Look over the entries that follow and work out how many lines contain "Control". State the number only.

## Start PROVIDED DATA

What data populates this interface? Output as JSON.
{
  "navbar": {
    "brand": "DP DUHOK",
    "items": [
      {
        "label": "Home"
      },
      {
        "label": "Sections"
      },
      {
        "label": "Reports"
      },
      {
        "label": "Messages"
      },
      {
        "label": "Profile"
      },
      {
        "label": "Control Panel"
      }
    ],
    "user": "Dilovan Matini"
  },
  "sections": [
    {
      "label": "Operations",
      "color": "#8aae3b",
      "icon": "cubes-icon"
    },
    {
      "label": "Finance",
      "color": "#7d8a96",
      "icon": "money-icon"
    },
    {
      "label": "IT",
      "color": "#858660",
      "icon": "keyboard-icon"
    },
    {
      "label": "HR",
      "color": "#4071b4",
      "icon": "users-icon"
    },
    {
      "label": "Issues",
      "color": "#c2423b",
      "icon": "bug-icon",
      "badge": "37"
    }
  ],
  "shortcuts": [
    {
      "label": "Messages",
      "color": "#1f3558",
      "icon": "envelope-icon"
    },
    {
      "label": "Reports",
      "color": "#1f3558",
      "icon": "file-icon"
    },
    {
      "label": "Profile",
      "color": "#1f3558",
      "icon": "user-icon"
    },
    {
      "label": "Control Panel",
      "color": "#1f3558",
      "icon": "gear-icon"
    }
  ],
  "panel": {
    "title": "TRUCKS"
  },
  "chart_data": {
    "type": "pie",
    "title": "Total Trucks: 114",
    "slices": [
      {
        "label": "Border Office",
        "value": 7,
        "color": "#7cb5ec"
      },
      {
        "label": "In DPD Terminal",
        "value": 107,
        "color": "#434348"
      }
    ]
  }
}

## End PROVIDED DATA

▶ **ANSWER TO THE EXERCISE**
2